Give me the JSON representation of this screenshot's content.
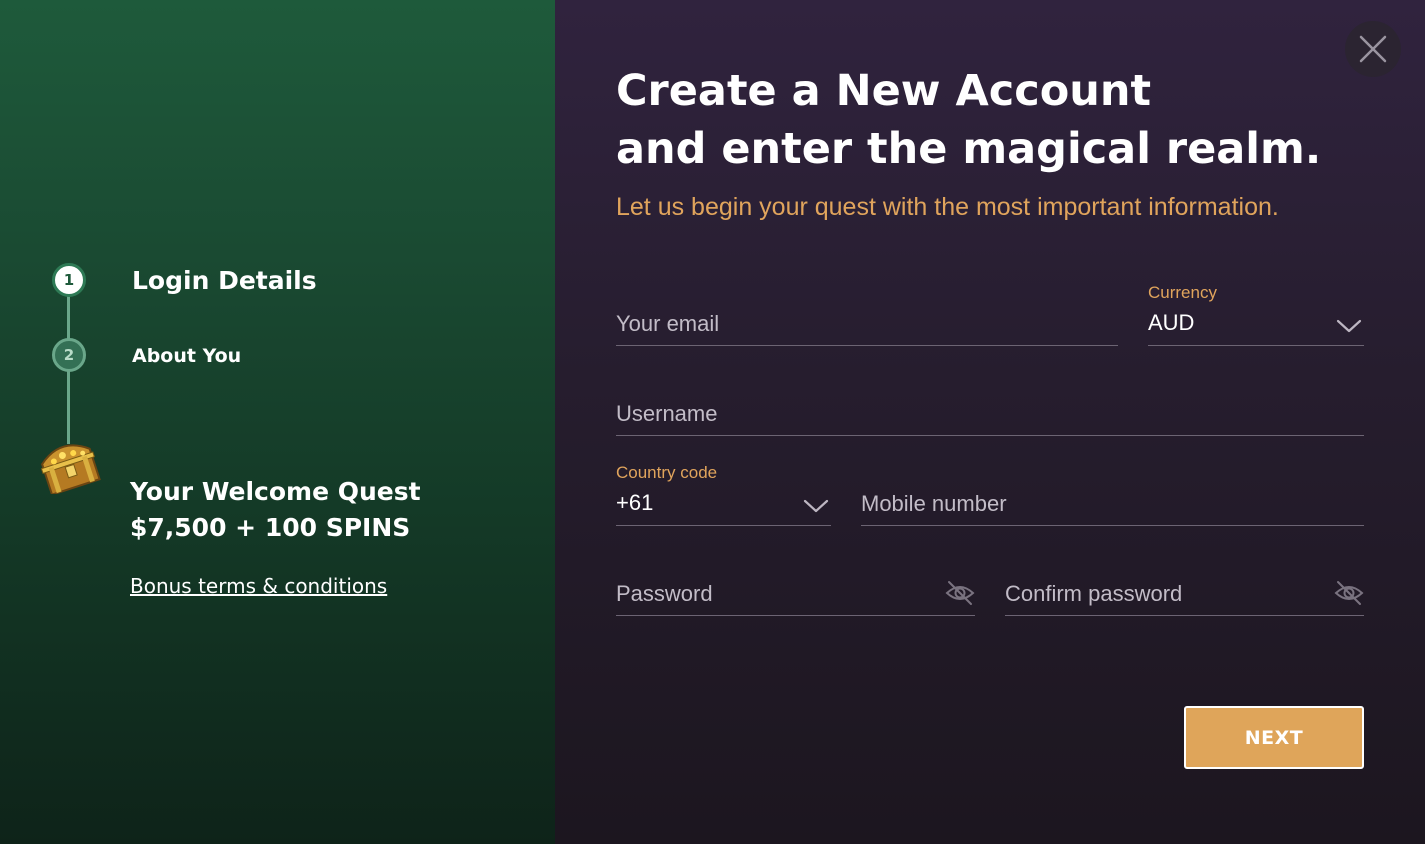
{
  "steps": [
    {
      "number": "1",
      "label": "Login Details",
      "state": "active"
    },
    {
      "number": "2",
      "label": "About You",
      "state": "upcoming"
    }
  ],
  "promo": {
    "title_line1": "Your Welcome Quest",
    "title_line2": "$7,500 + 100 SPINS",
    "terms_link": "Bonus terms & conditions",
    "icon": "treasure-chest-icon"
  },
  "close_icon": "close-icon",
  "heading": {
    "line1": "Create a New Account",
    "line2": "and enter the magical realm."
  },
  "subheading": "Let us begin your quest with the most important information.",
  "form": {
    "email": {
      "placeholder": "Your email",
      "value": ""
    },
    "currency": {
      "label": "Currency",
      "value": "AUD"
    },
    "username": {
      "placeholder": "Username",
      "value": ""
    },
    "country_code": {
      "label": "Country code",
      "value": "+61"
    },
    "mobile": {
      "placeholder": "Mobile number",
      "value": ""
    },
    "password": {
      "placeholder": "Password",
      "value": ""
    },
    "confirm_password": {
      "placeholder": "Confirm password",
      "value": ""
    }
  },
  "next_button": "NEXT",
  "colors": {
    "accent": "#dfa55a",
    "left_panel": "#1a4a32",
    "right_panel": "#261d2e",
    "label": "#e0a45c"
  }
}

• _STATED GOAL_
Without the pictures, repeat the listing above exactly.

• _FULL ANSWER_
Give me the JSON representation of this screenshot's content.
{
  "steps": [
    {
      "number": "1",
      "label": "Login Details",
      "state": "active"
    },
    {
      "number": "2",
      "label": "About You",
      "state": "upcoming"
    }
  ],
  "promo": {
    "title_line1": "Your Welcome Quest",
    "title_line2": "$7,500 + 100 SPINS",
    "terms_link": "Bonus terms & conditions",
    "icon": "treasure-chest-icon"
  },
  "close_icon": "close-icon",
  "heading": {
    "line1": "Create a New Account",
    "line2": "and enter the magical realm."
  },
  "subheading": "Let us begin your quest with the most important information.",
  "form": {
    "email": {
      "placeholder": "Your email",
      "value": ""
    },
    "currency": {
      "label": "Currency",
      "value": "AUD"
    },
    "username": {
      "placeholder": "Username",
      "value": ""
    },
    "country_code": {
      "label": "Country code",
      "value": "+61"
    },
    "mobile": {
      "placeholder": "Mobile number",
      "value": ""
    },
    "password": {
      "placeholder": "Password",
      "value": ""
    },
    "confirm_password": {
      "placeholder": "Confirm password",
      "value": ""
    }
  },
  "next_button": "NEXT",
  "colors": {
    "accent": "#dfa55a",
    "left_panel": "#1a4a32",
    "right_panel": "#261d2e",
    "label": "#e0a45c"
  }
}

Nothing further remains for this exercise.